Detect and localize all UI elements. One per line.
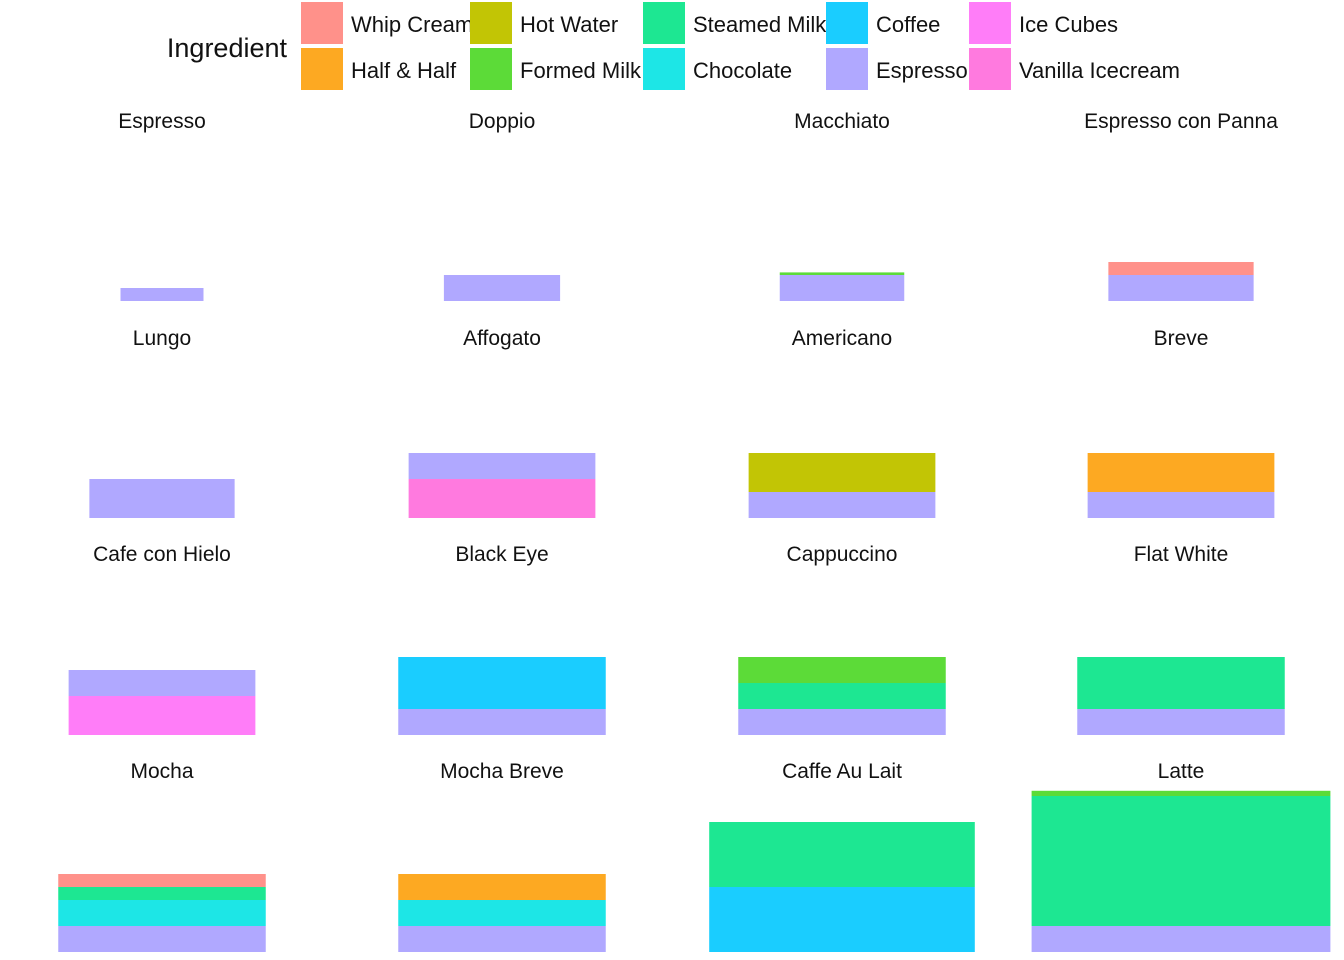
legend-key-chocolate bbox=[643, 48, 685, 90]
layer-hot-water bbox=[748, 453, 936, 492]
legend-key-steamed-milk bbox=[643, 2, 685, 44]
panel-latte: Latte bbox=[1031, 760, 1331, 952]
layer-steamed-milk bbox=[1077, 657, 1285, 709]
legend-key-espresso bbox=[826, 48, 868, 90]
legend-label-coffee: Coffee bbox=[876, 12, 940, 37]
facet-panels: Espresso Doppio Macchiato Espresso con Pann… bbox=[58, 110, 1331, 952]
panel-title: Espresso con Panna bbox=[1084, 110, 1278, 133]
panel-title: Black Eye bbox=[455, 543, 548, 566]
panel-affogato: Affogato bbox=[408, 327, 596, 518]
panel-lungo: Lungo bbox=[89, 327, 235, 518]
layer-espresso bbox=[1031, 926, 1331, 952]
legend-label-chocolate: Chocolate bbox=[693, 58, 792, 83]
layer-half-and-half bbox=[1087, 453, 1275, 492]
panel-title: Espresso bbox=[118, 110, 206, 133]
panel-americano: Americano bbox=[748, 327, 936, 518]
legend-key-half-and-half bbox=[301, 48, 343, 90]
layer-ice-cubes bbox=[68, 696, 256, 735]
layer-steamed-milk bbox=[58, 887, 266, 900]
legend-key-vanilla-icecream bbox=[969, 48, 1011, 90]
layer-espresso bbox=[398, 709, 606, 735]
panel-mocha-breve: Mocha Breve bbox=[398, 760, 606, 952]
legend-label-whip-cream: Whip Cream bbox=[351, 12, 473, 37]
panel-breve: Breve bbox=[1087, 327, 1275, 518]
layer-espresso bbox=[1108, 275, 1254, 301]
legend-label-half-and-half: Half & Half bbox=[351, 58, 457, 83]
layer-vanilla-icecream bbox=[408, 479, 596, 518]
legend-label-ice-cubes: Ice Cubes bbox=[1019, 12, 1118, 37]
layer-steamed-milk bbox=[1031, 796, 1331, 926]
panel-title: Lungo bbox=[133, 327, 191, 350]
legend-title: Ingredient bbox=[167, 33, 288, 63]
panel-caffe-au-lait: Caffe Au Lait bbox=[709, 760, 975, 952]
legend-label-steamed-milk: Steamed Milk bbox=[693, 12, 827, 37]
panel-title: Doppio bbox=[469, 110, 536, 133]
panel-espresso-con-panna: Espresso con Panna bbox=[1084, 110, 1278, 301]
layer-espresso bbox=[89, 479, 235, 518]
legend: Ingredient Whip Cream Half & Half Hot Wate… bbox=[167, 2, 1180, 90]
layer-formed-milk bbox=[779, 272, 905, 275]
panel-title: Flat White bbox=[1134, 543, 1229, 566]
layer-espresso bbox=[120, 288, 204, 301]
legend-label-espresso: Espresso bbox=[876, 58, 968, 83]
legend-label-formed-milk: Formed Milk bbox=[520, 58, 642, 83]
panel-title: Affogato bbox=[463, 327, 541, 350]
legend-label-hot-water: Hot Water bbox=[520, 12, 618, 37]
layer-whip-cream bbox=[1108, 262, 1254, 275]
panel-title: Cappuccino bbox=[787, 543, 898, 566]
legend-key-coffee bbox=[826, 2, 868, 44]
layer-steamed-milk bbox=[709, 822, 975, 887]
panel-doppio: Doppio bbox=[443, 110, 561, 301]
layer-espresso bbox=[748, 492, 936, 518]
panel-mocha: Mocha bbox=[58, 760, 266, 952]
panel-flat-white: Flat White bbox=[1077, 543, 1285, 735]
layer-coffee bbox=[398, 657, 606, 709]
layer-espresso bbox=[1087, 492, 1275, 518]
layer-espresso bbox=[779, 275, 905, 301]
layer-espresso bbox=[58, 926, 266, 952]
layer-coffee bbox=[709, 887, 975, 952]
panel-cafe-con-hielo: Cafe con Hielo bbox=[68, 543, 256, 735]
legend-key-hot-water bbox=[470, 2, 512, 44]
panel-title: Latte bbox=[1158, 760, 1205, 783]
legend-label-vanilla-icecream: Vanilla Icecream bbox=[1019, 58, 1180, 83]
panel-espresso: Espresso bbox=[118, 110, 206, 301]
layer-espresso bbox=[1077, 709, 1285, 735]
layer-chocolate bbox=[398, 900, 606, 926]
legend-key-whip-cream bbox=[301, 2, 343, 44]
panel-title: Mocha bbox=[130, 760, 193, 783]
layer-chocolate bbox=[58, 900, 266, 926]
layer-espresso bbox=[398, 926, 606, 952]
layer-espresso bbox=[68, 670, 256, 696]
panel-title: Caffe Au Lait bbox=[782, 760, 902, 783]
legend-key-formed-milk bbox=[470, 48, 512, 90]
legend-key-ice-cubes bbox=[969, 2, 1011, 44]
layer-espresso bbox=[738, 709, 946, 735]
layer-formed-milk bbox=[1031, 790, 1331, 796]
layer-steamed-milk bbox=[738, 683, 946, 709]
layer-half-and-half bbox=[398, 874, 606, 900]
layer-formed-milk bbox=[738, 657, 946, 683]
panel-title: Mocha Breve bbox=[440, 760, 564, 783]
layer-espresso bbox=[443, 275, 561, 301]
layer-whip-cream bbox=[58, 874, 266, 887]
layer-espresso bbox=[408, 453, 596, 479]
panel-title: Macchiato bbox=[794, 110, 890, 133]
panel-macchiato: Macchiato bbox=[779, 110, 905, 301]
panel-title: Americano bbox=[792, 327, 892, 350]
panel-title: Breve bbox=[1154, 327, 1209, 350]
panel-title: Cafe con Hielo bbox=[93, 543, 231, 566]
panel-black-eye: Black Eye bbox=[398, 543, 606, 735]
panel-cappuccino: Cappuccino bbox=[738, 543, 946, 735]
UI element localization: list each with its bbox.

^^^^^^^^^^^^^^^^

Write out the listing's lines unchanged, beginning at the line that has "legend-key-chocolate bbox=[643, 48, 685, 90]" and stopping after the line that has "panel-breve: Breve bbox=[1087, 327, 1275, 518]".

legend-key-chocolate bbox=[643, 48, 685, 90]
layer-hot-water bbox=[748, 453, 936, 492]
legend-key-steamed-milk bbox=[643, 2, 685, 44]
panel-latte: Latte bbox=[1031, 760, 1331, 952]
layer-steamed-milk bbox=[1077, 657, 1285, 709]
legend-key-espresso bbox=[826, 48, 868, 90]
legend-label-coffee: Coffee bbox=[876, 12, 940, 37]
facet-panels: Espresso Doppio Macchiato Espresso con Pann… bbox=[58, 110, 1331, 952]
panel-title: Espresso con Panna bbox=[1084, 110, 1278, 133]
panel-title: Black Eye bbox=[455, 543, 548, 566]
panel-affogato: Affogato bbox=[408, 327, 596, 518]
panel-lungo: Lungo bbox=[89, 327, 235, 518]
layer-espresso bbox=[1031, 926, 1331, 952]
legend-label-chocolate: Chocolate bbox=[693, 58, 792, 83]
layer-half-and-half bbox=[1087, 453, 1275, 492]
panel-title: Espresso bbox=[118, 110, 206, 133]
panel-americano: Americano bbox=[748, 327, 936, 518]
legend-key-half-and-half bbox=[301, 48, 343, 90]
layer-ice-cubes bbox=[68, 696, 256, 735]
layer-steamed-milk bbox=[58, 887, 266, 900]
legend-key-vanilla-icecream bbox=[969, 48, 1011, 90]
layer-espresso bbox=[398, 709, 606, 735]
panel-mocha-breve: Mocha Breve bbox=[398, 760, 606, 952]
legend-label-whip-cream: Whip Cream bbox=[351, 12, 473, 37]
panel-breve: Breve bbox=[1087, 327, 1275, 518]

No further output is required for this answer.